**** Data shown

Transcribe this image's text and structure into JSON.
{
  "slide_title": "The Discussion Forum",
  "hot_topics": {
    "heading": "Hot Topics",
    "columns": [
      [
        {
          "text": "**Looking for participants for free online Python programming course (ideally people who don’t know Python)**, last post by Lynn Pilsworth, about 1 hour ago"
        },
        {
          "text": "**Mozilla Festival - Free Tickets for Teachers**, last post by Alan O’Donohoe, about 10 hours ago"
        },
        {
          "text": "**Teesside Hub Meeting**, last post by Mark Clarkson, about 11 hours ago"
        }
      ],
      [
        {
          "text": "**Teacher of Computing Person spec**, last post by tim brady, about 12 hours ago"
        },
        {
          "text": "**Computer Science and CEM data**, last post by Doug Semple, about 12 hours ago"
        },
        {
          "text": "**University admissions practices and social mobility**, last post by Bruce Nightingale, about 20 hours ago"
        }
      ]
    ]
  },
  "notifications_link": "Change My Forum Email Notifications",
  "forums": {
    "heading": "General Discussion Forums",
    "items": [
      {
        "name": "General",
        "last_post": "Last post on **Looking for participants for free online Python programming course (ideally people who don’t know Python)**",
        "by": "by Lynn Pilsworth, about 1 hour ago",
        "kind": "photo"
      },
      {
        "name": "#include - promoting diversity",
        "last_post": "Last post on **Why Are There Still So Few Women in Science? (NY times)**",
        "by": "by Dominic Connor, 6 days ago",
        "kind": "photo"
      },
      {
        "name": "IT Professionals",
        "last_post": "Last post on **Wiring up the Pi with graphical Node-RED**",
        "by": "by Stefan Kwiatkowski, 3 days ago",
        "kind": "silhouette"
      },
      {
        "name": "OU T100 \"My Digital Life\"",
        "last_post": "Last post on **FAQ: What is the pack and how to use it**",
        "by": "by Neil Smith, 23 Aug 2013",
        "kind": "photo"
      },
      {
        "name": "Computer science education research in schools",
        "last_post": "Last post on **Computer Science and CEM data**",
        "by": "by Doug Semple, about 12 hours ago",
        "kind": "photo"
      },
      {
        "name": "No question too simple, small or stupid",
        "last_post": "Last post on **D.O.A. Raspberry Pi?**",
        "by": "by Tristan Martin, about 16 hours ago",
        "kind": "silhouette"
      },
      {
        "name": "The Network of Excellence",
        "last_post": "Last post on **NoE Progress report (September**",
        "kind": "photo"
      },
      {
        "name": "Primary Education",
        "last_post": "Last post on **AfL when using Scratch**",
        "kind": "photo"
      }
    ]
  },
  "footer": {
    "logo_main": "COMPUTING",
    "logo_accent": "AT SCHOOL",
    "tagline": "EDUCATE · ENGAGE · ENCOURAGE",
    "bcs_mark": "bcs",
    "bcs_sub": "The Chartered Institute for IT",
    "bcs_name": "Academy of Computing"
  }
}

********

Set exercise. Copy every line that contains the string "Python".

The completed task.
          "text": "**Looking for participants for free online Python programming course (ideally people who don’t know Python)**, last post by Lynn Pilsworth, about 1 hour ago"
        "last_post": "Last post on **Looking for participants for free online Python programming course (ideally people who don’t know Python)**",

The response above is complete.